# Records supplied:
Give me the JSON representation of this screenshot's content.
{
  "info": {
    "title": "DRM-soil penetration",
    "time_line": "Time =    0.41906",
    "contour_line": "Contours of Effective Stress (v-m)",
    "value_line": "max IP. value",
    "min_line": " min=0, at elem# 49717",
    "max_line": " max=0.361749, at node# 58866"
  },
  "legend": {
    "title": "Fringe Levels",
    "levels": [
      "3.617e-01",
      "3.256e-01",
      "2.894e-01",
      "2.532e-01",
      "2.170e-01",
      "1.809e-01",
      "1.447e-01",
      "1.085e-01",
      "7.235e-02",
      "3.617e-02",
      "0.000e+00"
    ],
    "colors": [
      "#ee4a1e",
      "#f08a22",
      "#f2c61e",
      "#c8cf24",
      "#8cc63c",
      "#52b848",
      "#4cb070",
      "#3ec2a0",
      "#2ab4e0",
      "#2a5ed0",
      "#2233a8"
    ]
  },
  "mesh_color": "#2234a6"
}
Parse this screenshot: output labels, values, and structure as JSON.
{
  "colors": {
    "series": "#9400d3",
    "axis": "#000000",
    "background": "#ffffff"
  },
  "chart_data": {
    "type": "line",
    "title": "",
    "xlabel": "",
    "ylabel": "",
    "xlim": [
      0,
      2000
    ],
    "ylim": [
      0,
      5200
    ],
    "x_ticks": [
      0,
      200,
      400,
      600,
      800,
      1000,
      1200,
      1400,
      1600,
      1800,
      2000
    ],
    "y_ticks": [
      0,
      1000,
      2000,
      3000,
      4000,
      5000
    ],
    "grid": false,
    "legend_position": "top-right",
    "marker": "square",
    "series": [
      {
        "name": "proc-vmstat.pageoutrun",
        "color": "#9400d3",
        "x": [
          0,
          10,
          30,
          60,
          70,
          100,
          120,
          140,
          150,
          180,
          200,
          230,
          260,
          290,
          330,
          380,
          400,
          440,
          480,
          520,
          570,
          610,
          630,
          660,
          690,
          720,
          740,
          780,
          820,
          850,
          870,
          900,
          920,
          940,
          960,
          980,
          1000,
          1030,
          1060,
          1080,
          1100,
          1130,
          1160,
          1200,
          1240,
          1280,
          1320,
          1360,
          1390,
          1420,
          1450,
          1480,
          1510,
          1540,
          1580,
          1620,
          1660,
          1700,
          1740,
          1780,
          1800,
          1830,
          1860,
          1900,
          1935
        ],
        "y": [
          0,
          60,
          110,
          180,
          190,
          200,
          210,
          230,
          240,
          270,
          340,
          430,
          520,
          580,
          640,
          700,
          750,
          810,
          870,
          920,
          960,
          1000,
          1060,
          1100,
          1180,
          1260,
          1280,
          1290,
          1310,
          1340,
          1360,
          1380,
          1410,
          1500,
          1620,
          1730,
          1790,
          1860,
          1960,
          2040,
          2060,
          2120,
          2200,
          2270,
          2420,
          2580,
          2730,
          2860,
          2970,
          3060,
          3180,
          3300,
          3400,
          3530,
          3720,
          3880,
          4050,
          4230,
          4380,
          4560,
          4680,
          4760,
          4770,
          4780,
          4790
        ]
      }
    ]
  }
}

# Challenge:
Search the data above for the string "screenshot" and return every line that has it.

# Complete answer:
Give me the JSON representation of this screenshot's content.
Parse this screenshot: output labels, values, and structure as JSON.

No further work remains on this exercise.